---- RECORDS FOR PROCESSING
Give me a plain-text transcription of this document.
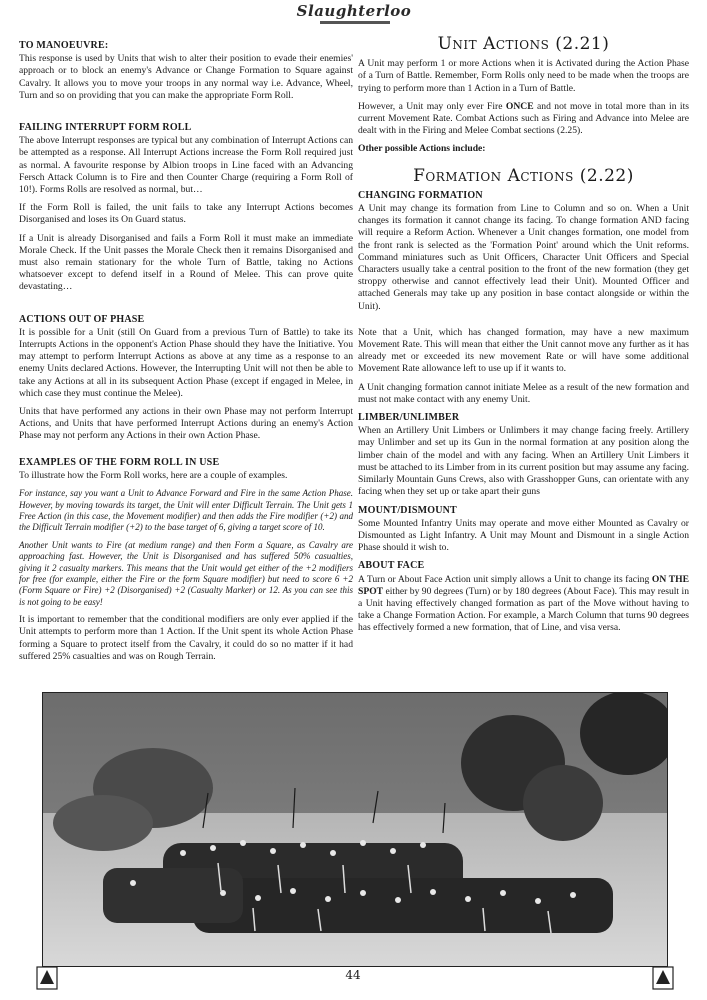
Slaughterloo
TO MANOEUVRE:

This response is used by Units that wish to alter their position to evade their enemies' approach or to block an enemy's Advance or Change Formation to Square against Cavalry. It allows you to move your troops in any normal way i.e. Advance, Wheel, Turn and so on providing that you can make the appropriate Form Roll.

FAILING INTERRUPT FORM ROLL

The above Interrupt responses are typical but any combination of Interrupt Actions can be attempted as a response. All Interrupt Actions increase the Form Roll required just as normal. A favourite response by Albion troops in Line faced with an Advancing Fersch Attack Column is to Fire and then Counter Charge (requiring a Form Roll of 10!). Forms Rolls are resolved as normal, but…

If the Form Roll is failed, the unit fails to take any Interrupt Actions becomes Disorganised and loses its On Guard status.

If a Unit is already Disorganised and fails a Form Roll it must make an immediate Morale Check. If the Unit passes the Morale Check then it remains Disorganised and must also remain stationary for the whole Turn of Battle, taking no Actions whatsoever except to defend itself in a Round of Melee. This can prove quite devastating…

ACTIONS OUT OF PHASE

It is possible for a Unit (still On Guard from a previous Turn of Battle) to take its Interrupts Actions in the opponent's Action Phase should they have the Initiative. You may attempt to perform Interrupt Actions as above at any time as a response to an enemy Units declared Actions. However, the Interrupting Unit will not then be able to take any Actions at all in its subsequent Action Phase (except if engaged in Melee, in which case they must continue the Melee).

Units that have performed any actions in their own Phase may not perform Interrupt Actions, and Units that have performed Interrupt Actions during an enemy's Action Phase may not perform any Actions in their own Action Phase.

EXAMPLES OF THE FORM ROLL IN USE

To illustrate how the Form Roll works, here are a couple of examples.

For instance, say you want a Unit to Advance Forward and Fire in the same Action Phase. However, by moving towards its target, the Unit will enter Difficult Terrain. The Unit gets 1 Free Action (in this case, the Movement modifier) and then adds the Fire modifier (+2) and the Difficult Terrain modifier (+2) to the base target of 6, giving a target score of 10.

Another Unit wants to Fire (at medium range) and then Form a Square, as Cavalry are approaching fast. However, the Unit is Disorganised and has suffered 50% casualties, giving it 2 casualty markers. This means that the Unit would get either of the +2 modifiers for free (for example, either the Fire or the form Square modifier) but need to score 6 +2 (Form Square or Fire) +2 (Disorganised) +2 (Casualty Marker) or 12. As you can see this is not going to be easy!

It is important to remember that the conditional modifiers are only ever applied if the Unit attempts to perform more than 1 Action. If the Unit spent its whole Action Phase forming a Square to protect itself from the Cavalry, it could do so no matter if it had suffered 25% casualties and was on Rough Terrain.

Unit Actions (2.21)

A Unit may perform 1 or more Actions when it is Activated during the Action Phase of a Turn of Battle. Remember, Form Rolls only need to be made when the troops are trying to perform more than 1 Action in a Turn of Battle.

However, a Unit may only ever Fire ONCE and not move in total more than in its current Movement Rate. Combat Actions such as Firing and Advance into Melee are dealt with in the Firing and Melee Combat sections (2.25).

Other possible Actions include:

Formation Actions (2.22)
CHANGING FORMATION

A Unit may change its formation from Line to Column and so on. When a Unit changes its formation it cannot change its facing. To change formation AND facing will require a Reform Action. Whenever a Unit changes formation, one model from the front rank is selected as the 'Formation Point' around which the Unit reforms. Command miniatures such as Unit Officers, Character Unit Officers and Special Characters usually take a central position to the front of the new formation (they get stroppy otherwise and cannot effectively lead their Unit). Mounted Officer and attached Generals may take up any position in base contact alongside or within the Unit).

Note that a Unit, which has changed formation, may have a new maximum Movement Rate. This will mean that either the Unit cannot move any further as it has already met or exceeded its new movement Rate or will have some additional Movement Rate allowance left to use up if it wants to.

A Unit changing formation cannot initiate Melee as a result of the new formation and must not make contact with any enemy Unit.

LIMBER/UNLIMBER

When an Artillery Unit Limbers or Unlimbers it may change facing freely. Artillery may Unlimber and set up its Gun in the normal formation at any position along the limber chain of the model and with any facing. When an Artillery Unit Limbers it must be attached to its Limber from in its current position but may assume any facing. Similarly Mountain Guns Crews, also with Grasshopper Guns, can orientate with any facing when they set up or take apart their guns

MOUNT/DISMOUNT

Some Mounted Infantry Units may operate and move either Mounted as Cavalry or Dismounted as Light Infantry. A Unit may Mount and Dismount in a single Action Phase should it wish to.

ABOUT FACE

A Turn or About Face Action unit simply allows a Unit to change its facing ON THE SPOT either by 90 degrees (Turn) or by 180 degrees (About Face). This may result in a Unit having effectively changed formation as part of the Move without having to take a Change Formation Action. For example, a March Column that turns 90 degrees has effectively formed a new formation, that of Line, and visa versa.

44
--------
GOAL OF THE EXERCISE
Repeat each line of the records above exactly, but do not copy the pictures.

THE SOLUTION
Give me a plain-text transcription of this document.
Slaughterloo
TO MANOEUVRE:

This response is used by Units that wish to alter their position to evade their enemies' approach or to block an enemy's Advance or Change Formation to Square against Cavalry. It allows you to move your troops in any normal way i.e. Advance, Wheel, Turn and so on providing that you can make the appropriate Form Roll.

FAILING INTERRUPT FORM ROLL

The above Interrupt responses are typical but any combination of Interrupt Actions can be attempted as a response. All Interrupt Actions increase the Form Roll required just as normal. A favourite response by Albion troops in Line faced with an Advancing Fersch Attack Column is to Fire and then Counter Charge (requiring a Form Roll of 10!). Forms Rolls are resolved as normal, but…

If the Form Roll is failed, the unit fails to take any Interrupt Actions becomes Disorganised and loses its On Guard status.

If a Unit is already Disorganised and fails a Form Roll it must make an immediate Morale Check. If the Unit passes the Morale Check then it remains Disorganised and must also remain stationary for the whole Turn of Battle, taking no Actions whatsoever except to defend itself in a Round of Melee. This can prove quite devastating…

ACTIONS OUT OF PHASE

It is possible for a Unit (still On Guard from a previous Turn of Battle) to take its Interrupts Actions in the opponent's Action Phase should they have the Initiative. You may attempt to perform Interrupt Actions as above at any time as a response to an enemy Units declared Actions. However, the Interrupting Unit will not then be able to take any Actions at all in its subsequent Action Phase (except if engaged in Melee, in which case they must continue the Melee).

Units that have performed any actions in their own Phase may not perform Interrupt Actions, and Units that have performed Interrupt Actions during an enemy's Action Phase may not perform any Actions in their own Action Phase.

EXAMPLES OF THE FORM ROLL IN USE

To illustrate how the Form Roll works, here are a couple of examples.

For instance, say you want a Unit to Advance Forward and Fire in the same Action Phase. However, by moving towards its target, the Unit will enter Difficult Terrain. The Unit gets 1 Free Action (in this case, the Movement modifier) and then adds the Fire modifier (+2) and the Difficult Terrain modifier (+2) to the base target of 6, giving a target score of 10.

Another Unit wants to Fire (at medium range) and then Form a Square, as Cavalry are approaching fast. However, the Unit is Disorganised and has suffered 50% casualties, giving it 2 casualty markers. This means that the Unit would get either of the +2 modifiers for free (for example, either the Fire or the form Square modifier) but need to score 6 +2 (Form Square or Fire) +2 (Disorganised) +2 (Casualty Marker) or 12. As you can see this is not going to be easy!

It is important to remember that the conditional modifiers are only ever applied if the Unit attempts to perform more than 1 Action. If the Unit spent its whole Action Phase forming a Square to protect itself from the Cavalry, it could do so no matter if it had suffered 25% casualties and was on Rough Terrain.

Unit Actions (2.21)

A Unit may perform 1 or more Actions when it is Activated during the Action Phase of a Turn of Battle. Remember, Form Rolls only need to be made when the troops are trying to perform more than 1 Action in a Turn of Battle.

However, a Unit may only ever Fire ONCE and not move in total more than in its current Movement Rate. Combat Actions such as Firing and Advance into Melee are dealt with in the Firing and Melee Combat sections (2.25).

Other possible Actions include:

Formation Actions (2.22)
CHANGING FORMATION

A Unit may change its formation from Line to Column and so on. When a Unit changes its formation it cannot change its facing. To change formation AND facing will require a Reform Action. Whenever a Unit changes formation, one model from the front rank is selected as the 'Formation Point' around which the Unit reforms. Command miniatures such as Unit Officers, Character Unit Officers and Special Characters usually take a central position to the front of the new formation (they get stroppy otherwise and cannot effectively lead their Unit). Mounted Officer and attached Generals may take up any position in base contact alongside or within the Unit).

Note that a Unit, which has changed formation, may have a new maximum Movement Rate. This will mean that either the Unit cannot move any further as it has already met or exceeded its new movement Rate or will have some additional Movement Rate allowance left to use up if it wants to.

A Unit changing formation cannot initiate Melee as a result of the new formation and must not make contact with any enemy Unit.

LIMBER/UNLIMBER

When an Artillery Unit Limbers or Unlimbers it may change facing freely. Artillery may Unlimber and set up its Gun in the normal formation at any position along the limber chain of the model and with any facing. When an Artillery Unit Limbers it must be attached to its Limber from in its current position but may assume any facing. Similarly Mountain Guns Crews, also with Grasshopper Guns, can orientate with any facing when they set up or take apart their guns

MOUNT/DISMOUNT

Some Mounted Infantry Units may operate and move either Mounted as Cavalry or Dismounted as Light Infantry. A Unit may Mount and Dismount in a single Action Phase should it wish to.

ABOUT FACE

A Turn or About Face Action unit simply allows a Unit to change its facing ON THE SPOT either by 90 degrees (Turn) or by 180 degrees (About Face). This may result in a Unit having effectively changed formation as part of the Move without having to take a Change Formation Action. For example, a March Column that turns 90 degrees has effectively formed a new formation, that of Line, and visa versa.

44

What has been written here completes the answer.